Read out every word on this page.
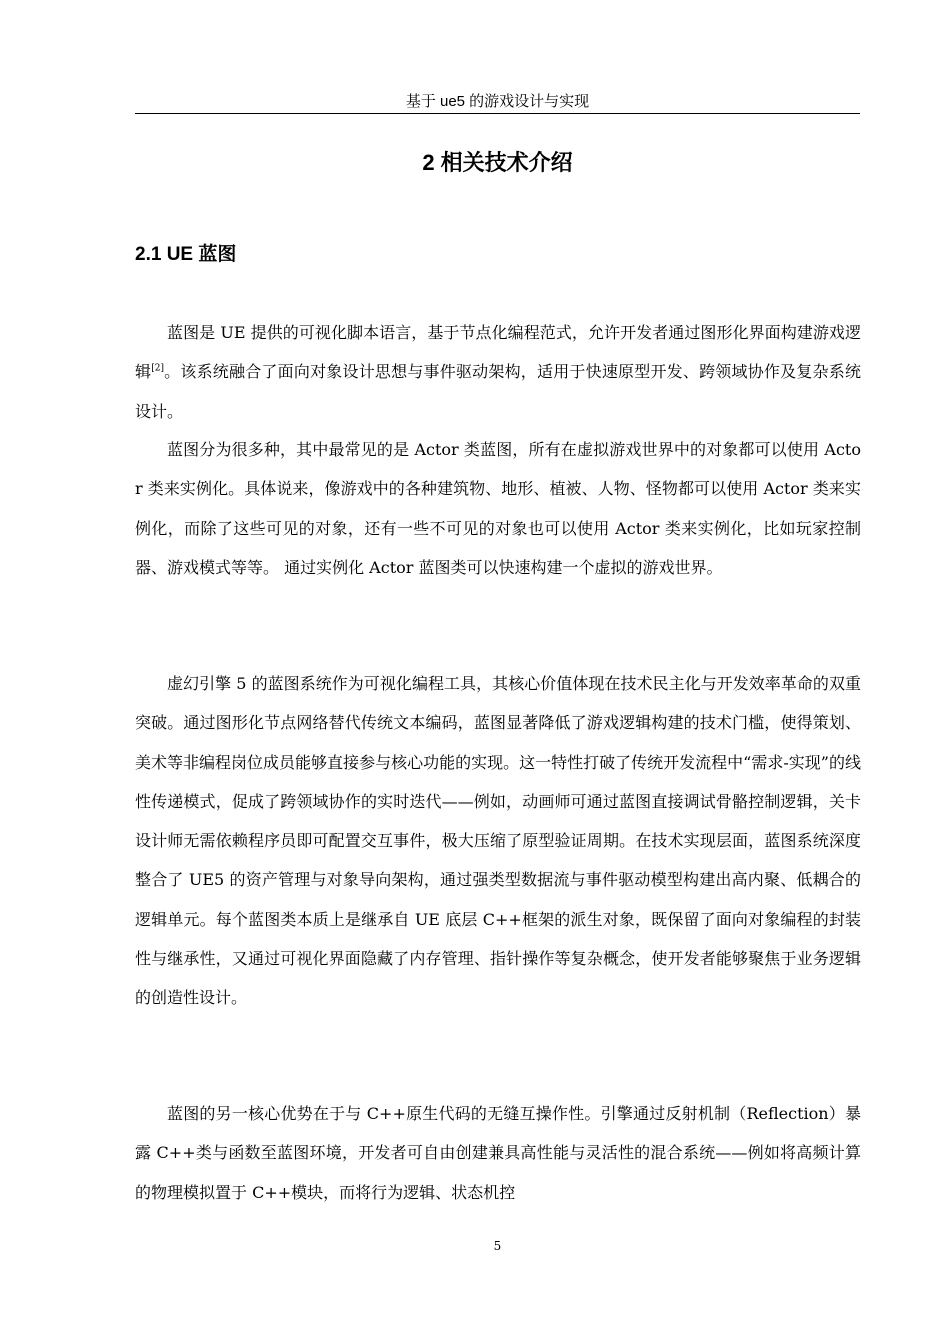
基于 ue5 的游戏设计与实现
2 相关技术介绍
2.1 UE 蓝图

蓝图是 UE 提供的可视化脚本语言，基于节点化编程范式，允许开发者通过图形化界面构建游戏逻辑[2]。该系统融合了面向对象设计思想与事件驱动架构，适用于快速原型开发、跨领域协作及复杂系统设计。

蓝图分为很多种，其中最常见的是 Actor 类蓝图，所有在虚拟游戏世界中的对象都可以使用 Actor 类来实例化。具体说来，像游戏中的各种建筑物、地形、植被、人物、怪物都可以使用 Actor 类来实例化，而除了这些可见的对象，还有一些不可见的对象也可以使用 Actor 类来实例化，比如玩家控制器、游戏模式等等。 通过实例化 Actor 蓝图类可以快速构建一个虚拟的游戏世界。

虚幻引擎 5 的蓝图系统作为可视化编程工具，其核心价值体现在技术民主化与开发效率革命的双重突破。通过图形化节点网络替代传统文本编码，蓝图显著降低了游戏逻辑构建的技术门槛，使得策划、美术等非编程岗位成员能够直接参与核心功能的实现。这一特性打破了传统开发流程中“需求-实现”的线性传递模式，促成了跨领域协作的实时迭代——例如，动画师可通过蓝图直接调试骨骼控制逻辑，关卡设计师无需依赖程序员即可配置交互事件，极大压缩了原型验证周期。在技术实现层面，蓝图系统深度整合了 UE5 的资产管理与对象导向架构，通过强类型数据流与事件驱动模型构建出高内聚、低耦合的逻辑单元。每个蓝图类本质上是继承自 UE 底层 C++框架的派生对象，既保留了面向对象编程的封装性与继承性，又通过可视化界面隐藏了内存管理、指针操作等复杂概念，使开发者能够聚焦于业务逻辑的创造性设计。

蓝图的另一核心优势在于与 C++原生代码的无缝互操作性。引擎通过反射机制（Reflection）暴露 C++类与函数至蓝图环境，开发者可自由创建兼具高性能与灵活性的混合系统——例如将高频计算的物理模拟置于 C++模块，而将行为逻辑、状态机控

5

TO BE DONE – Quote each entry above verbatim and drop the pictures.

EXPECTED OUTPUT –
Read out every word on this page.
基于 ue5 的游戏设计与实现
2 相关技术介绍
2.1 UE 蓝图

蓝图是 UE 提供的可视化脚本语言，基于节点化编程范式，允许开发者通过图形化界面构建游戏逻辑[2]。该系统融合了面向对象设计思想与事件驱动架构，适用于快速原型开发、跨领域协作及复杂系统设计。

蓝图分为很多种，其中最常见的是 Actor 类蓝图，所有在虚拟游戏世界中的对象都可以使用 Actor 类来实例化。具体说来，像游戏中的各种建筑物、地形、植被、人物、怪物都可以使用 Actor 类来实例化，而除了这些可见的对象，还有一些不可见的对象也可以使用 Actor 类来实例化，比如玩家控制器、游戏模式等等。 通过实例化 Actor 蓝图类可以快速构建一个虚拟的游戏世界。

虚幻引擎 5 的蓝图系统作为可视化编程工具，其核心价值体现在技术民主化与开发效率革命的双重突破。通过图形化节点网络替代传统文本编码，蓝图显著降低了游戏逻辑构建的技术门槛，使得策划、美术等非编程岗位成员能够直接参与核心功能的实现。这一特性打破了传统开发流程中“需求-实现”的线性传递模式，促成了跨领域协作的实时迭代——例如，动画师可通过蓝图直接调试骨骼控制逻辑，关卡设计师无需依赖程序员即可配置交互事件，极大压缩了原型验证周期。在技术实现层面，蓝图系统深度整合了 UE5 的资产管理与对象导向架构，通过强类型数据流与事件驱动模型构建出高内聚、低耦合的逻辑单元。每个蓝图类本质上是继承自 UE 底层 C++框架的派生对象，既保留了面向对象编程的封装性与继承性，又通过可视化界面隐藏了内存管理、指针操作等复杂概念，使开发者能够聚焦于业务逻辑的创造性设计。

蓝图的另一核心优势在于与 C++原生代码的无缝互操作性。引擎通过反射机制（Reflection）暴露 C++类与函数至蓝图环境，开发者可自由创建兼具高性能与灵活性的混合系统——例如将高频计算的物理模拟置于 C++模块，而将行为逻辑、状态机控

5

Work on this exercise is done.